◆ **PROBLEM DESCRIPTION**
Within the records that follow, find every line containing the string "JSON". Copy those lines.
§ §
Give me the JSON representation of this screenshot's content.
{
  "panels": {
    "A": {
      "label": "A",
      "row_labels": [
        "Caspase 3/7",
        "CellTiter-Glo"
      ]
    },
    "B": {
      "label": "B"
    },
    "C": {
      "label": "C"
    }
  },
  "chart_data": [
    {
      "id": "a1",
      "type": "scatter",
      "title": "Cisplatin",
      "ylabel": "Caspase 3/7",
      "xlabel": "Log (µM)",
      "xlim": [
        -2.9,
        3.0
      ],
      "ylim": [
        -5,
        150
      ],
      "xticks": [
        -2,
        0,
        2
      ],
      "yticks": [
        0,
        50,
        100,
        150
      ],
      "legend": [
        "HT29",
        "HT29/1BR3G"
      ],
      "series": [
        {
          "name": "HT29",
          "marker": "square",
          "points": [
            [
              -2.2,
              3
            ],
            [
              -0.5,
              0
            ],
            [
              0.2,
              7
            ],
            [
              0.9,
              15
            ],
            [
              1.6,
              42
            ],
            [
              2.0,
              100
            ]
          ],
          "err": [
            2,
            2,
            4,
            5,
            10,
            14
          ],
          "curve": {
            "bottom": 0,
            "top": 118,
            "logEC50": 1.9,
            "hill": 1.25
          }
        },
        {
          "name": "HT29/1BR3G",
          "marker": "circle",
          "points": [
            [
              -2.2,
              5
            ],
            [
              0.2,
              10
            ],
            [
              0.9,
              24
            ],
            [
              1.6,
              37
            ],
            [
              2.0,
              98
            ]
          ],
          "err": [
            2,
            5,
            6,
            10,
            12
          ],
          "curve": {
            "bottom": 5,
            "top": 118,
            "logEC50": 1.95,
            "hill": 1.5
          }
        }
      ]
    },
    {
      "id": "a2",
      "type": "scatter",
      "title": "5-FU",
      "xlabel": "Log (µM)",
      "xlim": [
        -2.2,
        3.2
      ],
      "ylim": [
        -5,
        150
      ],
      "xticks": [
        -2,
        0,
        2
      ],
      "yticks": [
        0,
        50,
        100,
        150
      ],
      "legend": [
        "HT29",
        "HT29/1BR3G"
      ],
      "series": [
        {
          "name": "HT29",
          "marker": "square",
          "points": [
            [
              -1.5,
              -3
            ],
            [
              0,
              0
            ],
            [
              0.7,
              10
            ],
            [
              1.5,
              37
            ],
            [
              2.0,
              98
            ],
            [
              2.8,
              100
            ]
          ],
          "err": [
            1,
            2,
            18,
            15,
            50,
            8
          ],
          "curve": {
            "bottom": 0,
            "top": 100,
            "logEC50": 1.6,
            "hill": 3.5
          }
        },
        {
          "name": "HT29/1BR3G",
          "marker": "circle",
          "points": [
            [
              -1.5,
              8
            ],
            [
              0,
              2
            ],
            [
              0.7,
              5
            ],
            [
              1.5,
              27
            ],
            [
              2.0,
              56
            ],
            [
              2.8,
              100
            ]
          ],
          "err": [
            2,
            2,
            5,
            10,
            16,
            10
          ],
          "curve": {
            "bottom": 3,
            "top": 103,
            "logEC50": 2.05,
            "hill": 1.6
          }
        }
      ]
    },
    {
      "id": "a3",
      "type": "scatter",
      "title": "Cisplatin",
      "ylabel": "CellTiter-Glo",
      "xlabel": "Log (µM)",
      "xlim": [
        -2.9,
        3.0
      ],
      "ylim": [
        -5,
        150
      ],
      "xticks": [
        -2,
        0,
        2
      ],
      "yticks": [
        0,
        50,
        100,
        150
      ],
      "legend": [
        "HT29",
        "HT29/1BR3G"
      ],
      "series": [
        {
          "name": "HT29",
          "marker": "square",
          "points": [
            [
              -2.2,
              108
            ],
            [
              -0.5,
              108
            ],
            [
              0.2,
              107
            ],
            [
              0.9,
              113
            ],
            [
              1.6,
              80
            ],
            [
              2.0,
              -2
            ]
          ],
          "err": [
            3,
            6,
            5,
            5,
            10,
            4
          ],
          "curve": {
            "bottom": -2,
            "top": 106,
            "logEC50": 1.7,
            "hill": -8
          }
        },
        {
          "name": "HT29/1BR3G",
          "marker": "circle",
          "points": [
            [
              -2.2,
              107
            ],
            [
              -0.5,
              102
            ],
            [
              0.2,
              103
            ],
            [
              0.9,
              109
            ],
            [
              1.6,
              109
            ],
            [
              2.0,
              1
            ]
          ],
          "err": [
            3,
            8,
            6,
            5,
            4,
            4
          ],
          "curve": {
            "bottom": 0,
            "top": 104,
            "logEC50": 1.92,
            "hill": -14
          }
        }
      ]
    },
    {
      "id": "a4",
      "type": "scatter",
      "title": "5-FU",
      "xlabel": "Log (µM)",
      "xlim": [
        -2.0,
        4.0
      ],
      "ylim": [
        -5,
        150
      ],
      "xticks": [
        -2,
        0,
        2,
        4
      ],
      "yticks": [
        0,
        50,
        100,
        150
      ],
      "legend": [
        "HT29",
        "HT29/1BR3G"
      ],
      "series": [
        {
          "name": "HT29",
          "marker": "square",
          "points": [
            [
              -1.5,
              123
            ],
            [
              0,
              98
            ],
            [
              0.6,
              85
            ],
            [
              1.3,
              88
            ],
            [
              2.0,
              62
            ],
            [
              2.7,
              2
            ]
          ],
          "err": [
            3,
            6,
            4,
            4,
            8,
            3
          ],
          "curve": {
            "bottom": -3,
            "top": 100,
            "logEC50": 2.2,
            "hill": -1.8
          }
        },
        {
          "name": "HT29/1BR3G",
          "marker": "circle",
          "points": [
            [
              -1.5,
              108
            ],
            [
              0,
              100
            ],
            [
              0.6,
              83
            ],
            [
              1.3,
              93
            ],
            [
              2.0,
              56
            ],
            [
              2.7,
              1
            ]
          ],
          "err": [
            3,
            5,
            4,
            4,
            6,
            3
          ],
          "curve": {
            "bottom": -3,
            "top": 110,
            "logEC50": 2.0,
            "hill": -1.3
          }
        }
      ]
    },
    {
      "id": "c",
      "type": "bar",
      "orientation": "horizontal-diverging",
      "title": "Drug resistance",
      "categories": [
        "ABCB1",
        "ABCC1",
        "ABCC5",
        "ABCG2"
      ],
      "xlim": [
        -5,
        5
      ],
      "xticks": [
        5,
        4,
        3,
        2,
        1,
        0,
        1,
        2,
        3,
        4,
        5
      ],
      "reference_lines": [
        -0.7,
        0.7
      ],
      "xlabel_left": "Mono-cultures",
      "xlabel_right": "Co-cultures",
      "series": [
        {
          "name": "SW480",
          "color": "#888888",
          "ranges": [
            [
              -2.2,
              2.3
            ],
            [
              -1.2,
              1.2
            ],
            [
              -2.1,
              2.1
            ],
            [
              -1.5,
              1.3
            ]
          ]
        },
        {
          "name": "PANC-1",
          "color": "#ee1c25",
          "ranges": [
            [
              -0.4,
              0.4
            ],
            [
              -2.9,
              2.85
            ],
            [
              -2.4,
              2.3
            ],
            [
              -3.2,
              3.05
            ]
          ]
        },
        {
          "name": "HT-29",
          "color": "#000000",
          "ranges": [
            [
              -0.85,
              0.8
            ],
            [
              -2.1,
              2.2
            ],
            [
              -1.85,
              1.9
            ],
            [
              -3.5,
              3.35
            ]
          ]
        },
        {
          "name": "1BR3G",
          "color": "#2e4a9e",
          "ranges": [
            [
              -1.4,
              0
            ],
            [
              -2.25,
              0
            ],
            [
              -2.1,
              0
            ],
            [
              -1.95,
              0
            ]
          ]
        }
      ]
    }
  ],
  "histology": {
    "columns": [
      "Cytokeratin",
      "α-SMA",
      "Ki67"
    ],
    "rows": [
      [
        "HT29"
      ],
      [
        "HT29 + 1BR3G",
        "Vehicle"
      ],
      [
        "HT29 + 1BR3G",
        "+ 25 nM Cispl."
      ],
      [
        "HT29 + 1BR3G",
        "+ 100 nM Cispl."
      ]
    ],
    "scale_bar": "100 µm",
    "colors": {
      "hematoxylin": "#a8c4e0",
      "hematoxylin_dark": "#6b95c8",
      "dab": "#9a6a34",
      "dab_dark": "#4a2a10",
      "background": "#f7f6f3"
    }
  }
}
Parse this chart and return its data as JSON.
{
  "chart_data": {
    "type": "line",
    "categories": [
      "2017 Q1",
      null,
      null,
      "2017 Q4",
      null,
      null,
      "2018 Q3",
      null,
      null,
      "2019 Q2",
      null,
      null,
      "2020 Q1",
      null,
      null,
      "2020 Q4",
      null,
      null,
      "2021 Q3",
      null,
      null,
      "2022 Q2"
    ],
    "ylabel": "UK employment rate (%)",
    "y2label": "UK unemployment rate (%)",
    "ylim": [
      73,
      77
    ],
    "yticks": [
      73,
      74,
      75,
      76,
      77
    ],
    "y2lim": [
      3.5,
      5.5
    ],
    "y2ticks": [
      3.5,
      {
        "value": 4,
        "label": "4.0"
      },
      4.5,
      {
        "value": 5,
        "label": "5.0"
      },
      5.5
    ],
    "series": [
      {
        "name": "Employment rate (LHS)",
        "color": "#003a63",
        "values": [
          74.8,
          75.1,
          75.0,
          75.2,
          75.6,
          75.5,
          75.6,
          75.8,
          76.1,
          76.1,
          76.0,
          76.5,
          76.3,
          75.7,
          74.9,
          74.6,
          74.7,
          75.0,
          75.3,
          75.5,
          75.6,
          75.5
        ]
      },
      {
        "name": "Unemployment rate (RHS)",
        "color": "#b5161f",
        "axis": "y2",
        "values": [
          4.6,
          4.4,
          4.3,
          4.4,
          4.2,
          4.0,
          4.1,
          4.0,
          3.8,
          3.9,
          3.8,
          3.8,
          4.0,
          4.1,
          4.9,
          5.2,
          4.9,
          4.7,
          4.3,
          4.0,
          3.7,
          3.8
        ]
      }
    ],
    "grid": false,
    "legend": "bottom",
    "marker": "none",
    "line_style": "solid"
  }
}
§ §
◆ **WRITTEN SOLUTION**
Give me the JSON representation of this screenshot's content.
Parse this chart and return its data as JSON.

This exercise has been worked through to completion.